### TEXT SEGMENT

+++++

Correct so then if your case is only for files you can prioritize for each FileSourceCollection what the Source type and schedule crons for each FileSourceCollection accordingly.
Check SourceCollectionProcessMode which can be set for each SourceCollection. both on_arrival and on_schedule can be set to determine how you data-load.

#5

FWIW, below are two bash functions that we usually use to upload to/via C3. Please let me know if you have suggestions.

  1. targetting /import API
function upload() {
    if [ -f "${1}" ]
    then
        fname="${1}"
        IFS='_' read -ra fnames <<< "${fname}"
        bname=`basename "${fname}"`
        tname=`basename "${fnames[0]}"`
        echo fname: ${fname}, bname: ${bname}, tname: ${tname}
        curl -H "Content-Type: text/csv" -X PUT --data-binary "@${fname}" \
             "${C3_ENV_URL}/import/1/${C3_TENANT}/${C3_TAG}/${tname}/${bname}" \
             -H "Authorization: ${C3_TOKEN}" -vvv
    else
        echo "$0: File '${fname}' not found."

+++++

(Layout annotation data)
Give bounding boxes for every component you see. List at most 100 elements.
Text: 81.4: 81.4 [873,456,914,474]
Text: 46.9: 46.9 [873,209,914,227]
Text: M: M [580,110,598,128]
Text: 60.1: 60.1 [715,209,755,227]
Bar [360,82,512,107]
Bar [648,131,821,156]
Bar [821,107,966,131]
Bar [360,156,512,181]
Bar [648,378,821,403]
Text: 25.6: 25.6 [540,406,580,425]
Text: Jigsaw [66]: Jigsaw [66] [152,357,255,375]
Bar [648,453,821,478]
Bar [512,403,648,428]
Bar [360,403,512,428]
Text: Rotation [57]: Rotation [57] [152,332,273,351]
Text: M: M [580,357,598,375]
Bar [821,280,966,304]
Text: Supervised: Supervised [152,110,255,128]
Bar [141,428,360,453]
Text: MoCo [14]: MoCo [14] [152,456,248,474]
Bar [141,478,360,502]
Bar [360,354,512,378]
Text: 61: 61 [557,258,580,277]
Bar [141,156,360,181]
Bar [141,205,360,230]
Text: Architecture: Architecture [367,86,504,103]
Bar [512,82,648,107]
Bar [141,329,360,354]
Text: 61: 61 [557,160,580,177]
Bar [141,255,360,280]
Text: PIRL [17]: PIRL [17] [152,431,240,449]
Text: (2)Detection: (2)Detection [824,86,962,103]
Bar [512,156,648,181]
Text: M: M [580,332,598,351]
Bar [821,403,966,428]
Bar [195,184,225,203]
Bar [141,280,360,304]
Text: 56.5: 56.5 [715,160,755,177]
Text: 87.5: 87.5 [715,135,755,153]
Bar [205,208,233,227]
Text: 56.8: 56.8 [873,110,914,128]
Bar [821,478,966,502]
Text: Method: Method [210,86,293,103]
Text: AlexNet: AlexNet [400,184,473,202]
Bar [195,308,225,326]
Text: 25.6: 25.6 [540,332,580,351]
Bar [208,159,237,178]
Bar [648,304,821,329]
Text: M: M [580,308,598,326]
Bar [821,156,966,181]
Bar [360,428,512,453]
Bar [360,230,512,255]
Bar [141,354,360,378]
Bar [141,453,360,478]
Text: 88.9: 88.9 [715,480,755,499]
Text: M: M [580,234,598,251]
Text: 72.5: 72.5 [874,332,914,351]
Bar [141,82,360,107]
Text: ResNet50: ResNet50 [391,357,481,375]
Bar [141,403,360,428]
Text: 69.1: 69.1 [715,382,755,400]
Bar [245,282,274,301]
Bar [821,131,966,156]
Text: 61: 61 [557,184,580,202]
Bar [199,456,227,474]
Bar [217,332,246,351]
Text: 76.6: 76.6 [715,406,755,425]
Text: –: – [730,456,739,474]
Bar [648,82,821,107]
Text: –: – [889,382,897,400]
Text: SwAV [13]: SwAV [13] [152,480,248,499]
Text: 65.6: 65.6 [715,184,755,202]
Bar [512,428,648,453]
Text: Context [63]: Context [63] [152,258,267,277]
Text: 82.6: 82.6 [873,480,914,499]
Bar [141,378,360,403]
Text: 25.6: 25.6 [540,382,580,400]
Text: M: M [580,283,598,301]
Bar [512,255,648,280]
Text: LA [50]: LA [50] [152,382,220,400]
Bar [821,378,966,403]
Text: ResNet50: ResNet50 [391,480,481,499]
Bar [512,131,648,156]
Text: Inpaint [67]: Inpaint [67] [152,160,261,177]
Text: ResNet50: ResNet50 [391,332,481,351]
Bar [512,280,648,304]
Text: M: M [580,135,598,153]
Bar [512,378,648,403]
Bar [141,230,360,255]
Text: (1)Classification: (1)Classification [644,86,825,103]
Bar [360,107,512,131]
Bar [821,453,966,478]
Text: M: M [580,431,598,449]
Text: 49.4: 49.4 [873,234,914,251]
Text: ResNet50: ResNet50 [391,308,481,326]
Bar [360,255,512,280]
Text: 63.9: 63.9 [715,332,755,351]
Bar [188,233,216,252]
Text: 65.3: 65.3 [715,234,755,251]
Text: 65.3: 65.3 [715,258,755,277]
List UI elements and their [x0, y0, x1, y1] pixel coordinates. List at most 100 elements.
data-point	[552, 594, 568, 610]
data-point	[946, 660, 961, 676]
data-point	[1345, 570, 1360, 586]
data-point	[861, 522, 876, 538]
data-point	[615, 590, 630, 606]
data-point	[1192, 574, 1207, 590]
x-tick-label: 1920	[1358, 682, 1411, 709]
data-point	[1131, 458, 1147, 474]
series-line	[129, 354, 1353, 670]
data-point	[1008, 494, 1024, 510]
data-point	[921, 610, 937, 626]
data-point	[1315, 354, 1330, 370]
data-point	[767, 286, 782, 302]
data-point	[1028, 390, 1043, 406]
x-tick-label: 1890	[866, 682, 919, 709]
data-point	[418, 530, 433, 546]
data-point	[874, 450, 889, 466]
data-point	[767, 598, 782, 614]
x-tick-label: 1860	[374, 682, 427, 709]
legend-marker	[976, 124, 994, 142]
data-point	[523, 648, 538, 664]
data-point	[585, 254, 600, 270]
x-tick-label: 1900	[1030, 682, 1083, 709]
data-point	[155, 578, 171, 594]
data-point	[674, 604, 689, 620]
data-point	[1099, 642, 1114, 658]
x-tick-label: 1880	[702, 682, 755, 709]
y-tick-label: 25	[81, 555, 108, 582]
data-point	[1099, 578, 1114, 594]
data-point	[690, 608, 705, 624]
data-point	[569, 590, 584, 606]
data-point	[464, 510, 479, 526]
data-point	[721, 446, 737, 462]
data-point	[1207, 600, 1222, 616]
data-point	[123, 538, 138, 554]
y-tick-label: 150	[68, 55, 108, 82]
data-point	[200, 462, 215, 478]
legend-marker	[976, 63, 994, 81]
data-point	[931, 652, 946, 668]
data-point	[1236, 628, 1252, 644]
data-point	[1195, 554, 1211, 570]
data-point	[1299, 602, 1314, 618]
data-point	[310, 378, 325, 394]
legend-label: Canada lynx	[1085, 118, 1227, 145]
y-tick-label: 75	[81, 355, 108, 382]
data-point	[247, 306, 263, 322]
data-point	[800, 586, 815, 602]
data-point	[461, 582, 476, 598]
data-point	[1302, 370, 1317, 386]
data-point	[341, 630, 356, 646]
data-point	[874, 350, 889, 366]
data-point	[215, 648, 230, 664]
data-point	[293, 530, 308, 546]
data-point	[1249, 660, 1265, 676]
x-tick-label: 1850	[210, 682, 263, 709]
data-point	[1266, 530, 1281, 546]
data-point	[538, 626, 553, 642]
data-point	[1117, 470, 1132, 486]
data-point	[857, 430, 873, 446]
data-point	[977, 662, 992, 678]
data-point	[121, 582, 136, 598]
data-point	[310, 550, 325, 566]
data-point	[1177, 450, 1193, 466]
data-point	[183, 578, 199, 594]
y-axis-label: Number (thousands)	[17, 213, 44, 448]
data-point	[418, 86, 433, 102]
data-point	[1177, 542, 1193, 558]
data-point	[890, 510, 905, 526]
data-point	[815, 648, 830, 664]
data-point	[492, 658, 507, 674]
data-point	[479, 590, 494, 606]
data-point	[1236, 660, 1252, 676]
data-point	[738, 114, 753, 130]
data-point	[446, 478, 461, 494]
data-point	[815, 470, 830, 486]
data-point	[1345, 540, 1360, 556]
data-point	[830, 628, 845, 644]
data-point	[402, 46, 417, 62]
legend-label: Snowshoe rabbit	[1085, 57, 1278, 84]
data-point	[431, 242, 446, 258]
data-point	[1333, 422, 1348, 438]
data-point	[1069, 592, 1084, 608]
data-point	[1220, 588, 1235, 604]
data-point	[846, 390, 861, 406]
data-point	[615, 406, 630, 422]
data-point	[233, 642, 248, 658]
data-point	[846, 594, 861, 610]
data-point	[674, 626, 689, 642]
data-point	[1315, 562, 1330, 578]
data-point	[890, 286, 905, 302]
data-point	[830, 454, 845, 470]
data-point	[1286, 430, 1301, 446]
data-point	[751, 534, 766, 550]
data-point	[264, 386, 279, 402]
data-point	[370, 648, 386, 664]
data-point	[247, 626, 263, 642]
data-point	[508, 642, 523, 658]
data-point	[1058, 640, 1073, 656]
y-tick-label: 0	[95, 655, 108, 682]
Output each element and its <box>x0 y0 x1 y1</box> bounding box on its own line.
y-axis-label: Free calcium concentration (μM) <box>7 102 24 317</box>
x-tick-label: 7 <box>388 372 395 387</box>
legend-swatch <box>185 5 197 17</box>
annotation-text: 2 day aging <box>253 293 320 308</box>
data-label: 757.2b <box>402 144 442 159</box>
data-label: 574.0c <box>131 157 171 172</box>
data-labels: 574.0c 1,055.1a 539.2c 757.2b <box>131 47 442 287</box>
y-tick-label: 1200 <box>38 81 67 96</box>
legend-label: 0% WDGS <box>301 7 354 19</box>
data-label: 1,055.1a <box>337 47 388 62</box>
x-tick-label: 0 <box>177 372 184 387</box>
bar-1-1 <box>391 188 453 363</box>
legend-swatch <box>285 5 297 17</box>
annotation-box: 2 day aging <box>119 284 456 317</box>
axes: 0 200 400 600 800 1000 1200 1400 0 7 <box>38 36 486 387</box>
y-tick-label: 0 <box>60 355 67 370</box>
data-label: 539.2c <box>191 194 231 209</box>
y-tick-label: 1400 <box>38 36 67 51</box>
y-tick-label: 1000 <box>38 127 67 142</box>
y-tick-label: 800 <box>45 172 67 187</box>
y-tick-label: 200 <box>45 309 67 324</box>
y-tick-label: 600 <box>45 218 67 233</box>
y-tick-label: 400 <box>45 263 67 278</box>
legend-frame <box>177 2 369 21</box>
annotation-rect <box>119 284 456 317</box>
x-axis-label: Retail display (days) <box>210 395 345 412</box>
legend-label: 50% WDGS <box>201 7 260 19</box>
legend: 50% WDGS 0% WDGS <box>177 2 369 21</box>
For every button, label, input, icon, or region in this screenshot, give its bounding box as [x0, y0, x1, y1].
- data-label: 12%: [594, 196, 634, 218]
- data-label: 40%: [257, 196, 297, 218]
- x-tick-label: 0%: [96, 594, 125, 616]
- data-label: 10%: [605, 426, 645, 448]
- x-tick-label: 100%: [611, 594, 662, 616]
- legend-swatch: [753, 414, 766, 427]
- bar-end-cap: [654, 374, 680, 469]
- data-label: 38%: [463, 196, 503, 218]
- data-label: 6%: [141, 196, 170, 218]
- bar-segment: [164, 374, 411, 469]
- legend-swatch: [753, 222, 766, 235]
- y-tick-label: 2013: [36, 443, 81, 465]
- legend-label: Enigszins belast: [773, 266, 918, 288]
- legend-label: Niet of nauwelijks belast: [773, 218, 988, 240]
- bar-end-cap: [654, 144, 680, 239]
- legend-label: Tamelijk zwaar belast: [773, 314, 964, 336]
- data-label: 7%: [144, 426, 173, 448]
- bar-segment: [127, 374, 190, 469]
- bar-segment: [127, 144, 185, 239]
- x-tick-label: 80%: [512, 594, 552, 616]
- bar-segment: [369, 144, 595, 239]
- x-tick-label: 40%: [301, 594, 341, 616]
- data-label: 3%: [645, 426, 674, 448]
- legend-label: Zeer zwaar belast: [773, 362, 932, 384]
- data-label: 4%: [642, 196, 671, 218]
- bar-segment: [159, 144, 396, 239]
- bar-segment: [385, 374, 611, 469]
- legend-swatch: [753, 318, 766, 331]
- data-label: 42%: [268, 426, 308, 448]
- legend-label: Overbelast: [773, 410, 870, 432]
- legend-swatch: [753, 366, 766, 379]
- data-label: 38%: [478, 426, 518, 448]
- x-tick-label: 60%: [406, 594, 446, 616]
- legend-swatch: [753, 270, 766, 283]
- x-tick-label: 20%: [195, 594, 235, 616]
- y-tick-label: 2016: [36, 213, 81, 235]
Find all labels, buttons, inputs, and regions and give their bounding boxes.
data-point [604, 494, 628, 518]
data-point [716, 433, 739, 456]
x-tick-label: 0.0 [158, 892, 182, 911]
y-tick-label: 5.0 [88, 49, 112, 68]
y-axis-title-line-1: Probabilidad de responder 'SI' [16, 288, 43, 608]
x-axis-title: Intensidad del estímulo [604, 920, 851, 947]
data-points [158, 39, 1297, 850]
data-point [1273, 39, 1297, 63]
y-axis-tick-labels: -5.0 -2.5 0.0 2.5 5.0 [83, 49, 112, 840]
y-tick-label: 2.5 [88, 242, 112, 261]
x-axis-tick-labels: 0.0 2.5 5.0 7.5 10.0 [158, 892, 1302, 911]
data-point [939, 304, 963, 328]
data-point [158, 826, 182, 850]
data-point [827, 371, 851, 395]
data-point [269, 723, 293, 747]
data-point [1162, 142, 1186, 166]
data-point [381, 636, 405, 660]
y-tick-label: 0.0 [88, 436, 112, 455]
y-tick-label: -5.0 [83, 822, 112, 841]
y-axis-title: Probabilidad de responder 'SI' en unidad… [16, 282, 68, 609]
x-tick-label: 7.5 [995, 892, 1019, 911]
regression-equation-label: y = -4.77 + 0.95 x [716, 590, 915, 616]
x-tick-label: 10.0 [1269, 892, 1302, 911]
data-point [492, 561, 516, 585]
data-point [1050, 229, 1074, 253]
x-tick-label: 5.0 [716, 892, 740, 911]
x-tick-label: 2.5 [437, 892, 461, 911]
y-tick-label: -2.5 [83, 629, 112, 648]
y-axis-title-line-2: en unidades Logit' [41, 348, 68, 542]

+++++

### TASK TO CARRY OUT
Transcribe the forum excerpt on loading data into C3, everything from "Correct so then" down to "each FileSourceCollection accordingly.". The entries have no role in this work.

### SOLVED EXERCISE
Correct so then if your case is only for files you can prioritize for each FileSourceCollection what the Source type and schedule crons for each FileSourceCollection accordingly.